• _EXTRACTED DATA_:
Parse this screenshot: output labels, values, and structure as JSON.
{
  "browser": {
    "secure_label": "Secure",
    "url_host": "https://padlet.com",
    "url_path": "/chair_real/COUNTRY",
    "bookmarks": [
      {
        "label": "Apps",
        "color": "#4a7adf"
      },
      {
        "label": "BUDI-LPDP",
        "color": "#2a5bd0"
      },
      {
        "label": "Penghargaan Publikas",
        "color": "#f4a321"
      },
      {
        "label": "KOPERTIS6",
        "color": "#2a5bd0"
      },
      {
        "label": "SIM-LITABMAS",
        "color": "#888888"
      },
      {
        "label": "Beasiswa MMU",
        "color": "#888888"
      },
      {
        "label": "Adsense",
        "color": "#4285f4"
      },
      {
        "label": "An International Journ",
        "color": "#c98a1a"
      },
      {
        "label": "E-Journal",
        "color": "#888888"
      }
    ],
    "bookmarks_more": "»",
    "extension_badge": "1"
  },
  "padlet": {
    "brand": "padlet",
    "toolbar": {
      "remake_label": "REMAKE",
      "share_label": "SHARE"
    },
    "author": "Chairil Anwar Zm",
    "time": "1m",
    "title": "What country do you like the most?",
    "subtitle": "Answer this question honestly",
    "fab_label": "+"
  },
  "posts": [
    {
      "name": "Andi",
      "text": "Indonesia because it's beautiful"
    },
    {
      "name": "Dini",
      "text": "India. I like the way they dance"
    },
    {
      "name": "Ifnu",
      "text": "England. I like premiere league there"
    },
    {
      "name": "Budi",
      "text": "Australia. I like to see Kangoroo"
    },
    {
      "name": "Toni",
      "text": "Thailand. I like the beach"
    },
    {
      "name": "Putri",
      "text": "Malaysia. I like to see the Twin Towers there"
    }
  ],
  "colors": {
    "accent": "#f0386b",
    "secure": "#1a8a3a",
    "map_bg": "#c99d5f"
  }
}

• _PROBLEM TO SOLVE_: Out of the records, collect only those lines that contain the string "there".

• _SOLUTION TO THIS EXERCISE_:
      "text": "England. I like premiere league there"
      "text": "Malaysia. I like to see the Twin Towers there"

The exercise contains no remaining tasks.